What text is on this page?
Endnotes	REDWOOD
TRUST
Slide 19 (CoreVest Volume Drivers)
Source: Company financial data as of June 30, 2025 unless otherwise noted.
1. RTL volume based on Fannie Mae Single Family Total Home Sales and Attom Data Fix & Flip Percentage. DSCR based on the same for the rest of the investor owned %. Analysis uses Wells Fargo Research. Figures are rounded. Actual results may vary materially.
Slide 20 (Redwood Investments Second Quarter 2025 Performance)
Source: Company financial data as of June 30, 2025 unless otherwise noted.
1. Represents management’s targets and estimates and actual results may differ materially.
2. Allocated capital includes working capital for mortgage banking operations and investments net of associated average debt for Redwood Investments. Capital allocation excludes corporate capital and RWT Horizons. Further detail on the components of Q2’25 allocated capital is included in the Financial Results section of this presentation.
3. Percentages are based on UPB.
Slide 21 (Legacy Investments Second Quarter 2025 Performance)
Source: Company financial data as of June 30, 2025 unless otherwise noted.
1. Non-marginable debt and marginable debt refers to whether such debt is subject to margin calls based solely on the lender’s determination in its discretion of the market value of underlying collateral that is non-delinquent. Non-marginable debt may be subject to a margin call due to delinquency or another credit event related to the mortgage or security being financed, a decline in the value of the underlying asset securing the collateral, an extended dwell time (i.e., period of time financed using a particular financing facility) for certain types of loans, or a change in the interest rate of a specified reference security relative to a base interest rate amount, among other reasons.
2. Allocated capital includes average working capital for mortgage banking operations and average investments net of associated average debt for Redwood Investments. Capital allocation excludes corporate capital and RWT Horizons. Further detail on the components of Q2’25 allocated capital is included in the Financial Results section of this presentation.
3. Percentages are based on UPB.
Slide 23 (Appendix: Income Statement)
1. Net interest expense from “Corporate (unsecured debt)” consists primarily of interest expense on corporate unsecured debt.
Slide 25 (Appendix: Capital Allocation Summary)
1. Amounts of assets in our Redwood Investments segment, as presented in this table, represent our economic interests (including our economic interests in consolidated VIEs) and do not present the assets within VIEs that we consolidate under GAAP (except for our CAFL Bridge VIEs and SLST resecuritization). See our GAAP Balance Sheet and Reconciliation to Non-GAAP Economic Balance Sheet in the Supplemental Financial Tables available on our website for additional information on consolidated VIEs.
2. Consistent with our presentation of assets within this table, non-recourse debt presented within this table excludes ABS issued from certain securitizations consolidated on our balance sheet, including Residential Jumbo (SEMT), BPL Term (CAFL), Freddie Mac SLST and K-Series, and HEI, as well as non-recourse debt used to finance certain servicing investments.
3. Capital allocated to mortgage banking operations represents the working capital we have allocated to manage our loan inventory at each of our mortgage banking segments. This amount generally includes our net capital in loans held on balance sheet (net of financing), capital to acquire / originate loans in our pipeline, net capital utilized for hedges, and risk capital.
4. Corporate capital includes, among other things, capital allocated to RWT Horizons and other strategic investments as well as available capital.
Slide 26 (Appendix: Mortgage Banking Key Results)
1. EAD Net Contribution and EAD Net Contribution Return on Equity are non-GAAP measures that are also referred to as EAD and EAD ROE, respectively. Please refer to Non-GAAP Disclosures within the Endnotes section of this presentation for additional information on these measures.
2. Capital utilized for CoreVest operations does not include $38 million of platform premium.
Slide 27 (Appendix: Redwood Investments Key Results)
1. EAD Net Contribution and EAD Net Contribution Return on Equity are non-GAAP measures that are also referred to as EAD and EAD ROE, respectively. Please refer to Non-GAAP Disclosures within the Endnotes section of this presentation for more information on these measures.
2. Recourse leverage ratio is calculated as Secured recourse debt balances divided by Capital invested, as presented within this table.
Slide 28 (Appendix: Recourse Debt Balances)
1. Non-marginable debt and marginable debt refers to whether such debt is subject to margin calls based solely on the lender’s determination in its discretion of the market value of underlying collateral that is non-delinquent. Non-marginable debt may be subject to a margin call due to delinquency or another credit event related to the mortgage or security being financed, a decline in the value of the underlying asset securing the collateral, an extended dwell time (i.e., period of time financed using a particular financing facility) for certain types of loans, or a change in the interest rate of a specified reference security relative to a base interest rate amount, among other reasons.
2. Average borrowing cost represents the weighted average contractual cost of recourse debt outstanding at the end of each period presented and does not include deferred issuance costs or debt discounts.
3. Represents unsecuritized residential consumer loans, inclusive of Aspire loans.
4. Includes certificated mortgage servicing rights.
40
^^^^^^^^
Problem requirements - Using the material above, print every entry exactly as written.

The completed task -
What text is on this page?
Endnotes	REDWOOD
TRUST
Slide 19 (CoreVest Volume Drivers)
Source: Company financial data as of June 30, 2025 unless otherwise noted.
1. RTL volume based on Fannie Mae Single Family Total Home Sales and Attom Data Fix & Flip Percentage. DSCR based on the same for the rest of the investor owned %. Analysis uses Wells Fargo Research. Figures are rounded. Actual results may vary materially.
Slide 20 (Redwood Investments Second Quarter 2025 Performance)
Source: Company financial data as of June 30, 2025 unless otherwise noted.
1. Represents management’s targets and estimates and actual results may differ materially.
2. Allocated capital includes working capital for mortgage banking operations and investments net of associated average debt for Redwood Investments. Capital allocation excludes corporate capital and RWT Horizons. Further detail on the components of Q2’25 allocated capital is included in the Financial Results section of this presentation.
3. Percentages are based on UPB.
Slide 21 (Legacy Investments Second Quarter 2025 Performance)
Source: Company financial data as of June 30, 2025 unless otherwise noted.
1. Non-marginable debt and marginable debt refers to whether such debt is subject to margin calls based solely on the lender’s determination in its discretion of the market value of underlying collateral that is non-delinquent. Non-marginable debt may be subject to a margin call due to delinquency or another credit event related to the mortgage or security being financed, a decline in the value of the underlying asset securing the collateral, an extended dwell time (i.e., period of time financed using a particular financing facility) for certain types of loans, or a change in the interest rate of a specified reference security relative to a base interest rate amount, among other reasons.
2. Allocated capital includes average working capital for mortgage banking operations and average investments net of associated average debt for Redwood Investments. Capital allocation excludes corporate capital and RWT Horizons. Further detail on the components of Q2’25 allocated capital is included in the Financial Results section of this presentation.
3. Percentages are based on UPB.
Slide 23 (Appendix: Income Statement)
1. Net interest expense from “Corporate (unsecured debt)” consists primarily of interest expense on corporate unsecured debt.
Slide 25 (Appendix: Capital Allocation Summary)
1. Amounts of assets in our Redwood Investments segment, as presented in this table, represent our economic interests (including our economic interests in consolidated VIEs) and do not present the assets within VIEs that we consolidate under GAAP (except for our CAFL Bridge VIEs and SLST resecuritization). See our GAAP Balance Sheet and Reconciliation to Non-GAAP Economic Balance Sheet in the Supplemental Financial Tables available on our website for additional information on consolidated VIEs.
2. Consistent with our presentation of assets within this table, non-recourse debt presented within this table excludes ABS issued from certain securitizations consolidated on our balance sheet, including Residential Jumbo (SEMT), BPL Term (CAFL), Freddie Mac SLST and K-Series, and HEI, as well as non-recourse debt used to finance certain servicing investments.
3. Capital allocated to mortgage banking operations represents the working capital we have allocated to manage our loan inventory at each of our mortgage banking segments. This amount generally includes our net capital in loans held on balance sheet (net of financing), capital to acquire / originate loans in our pipeline, net capital utilized for hedges, and risk capital.
4. Corporate capital includes, among other things, capital allocated to RWT Horizons and other strategic investments as well as available capital.
Slide 26 (Appendix: Mortgage Banking Key Results)
1. EAD Net Contribution and EAD Net Contribution Return on Equity are non-GAAP measures that are also referred to as EAD and EAD ROE, respectively. Please refer to Non-GAAP Disclosures within the Endnotes section of this presentation for additional information on these measures.
2. Capital utilized for CoreVest operations does not include $38 million of platform premium.
Slide 27 (Appendix: Redwood Investments Key Results)
1. EAD Net Contribution and EAD Net Contribution Return on Equity are non-GAAP measures that are also referred to as EAD and EAD ROE, respectively. Please refer to Non-GAAP Disclosures within the Endnotes section of this presentation for more information on these measures.
2. Recourse leverage ratio is calculated as Secured recourse debt balances divided by Capital invested, as presented within this table.
Slide 28 (Appendix: Recourse Debt Balances)
1. Non-marginable debt and marginable debt refers to whether such debt is subject to margin calls based solely on the lender’s determination in its discretion of the market value of underlying collateral that is non-delinquent. Non-marginable debt may be subject to a margin call due to delinquency or another credit event related to the mortgage or security being financed, a decline in the value of the underlying asset securing the collateral, an extended dwell time (i.e., period of time financed using a particular financing facility) for certain types of loans, or a change in the interest rate of a specified reference security relative to a base interest rate amount, among other reasons.
2. Average borrowing cost represents the weighted average contractual cost of recourse debt outstanding at the end of each period presented and does not include deferred issuance costs or debt discounts.
3. Represents unsecuritized residential consumer loans, inclusive of Aspire loans.
4. Includes certificated mortgage servicing rights.
40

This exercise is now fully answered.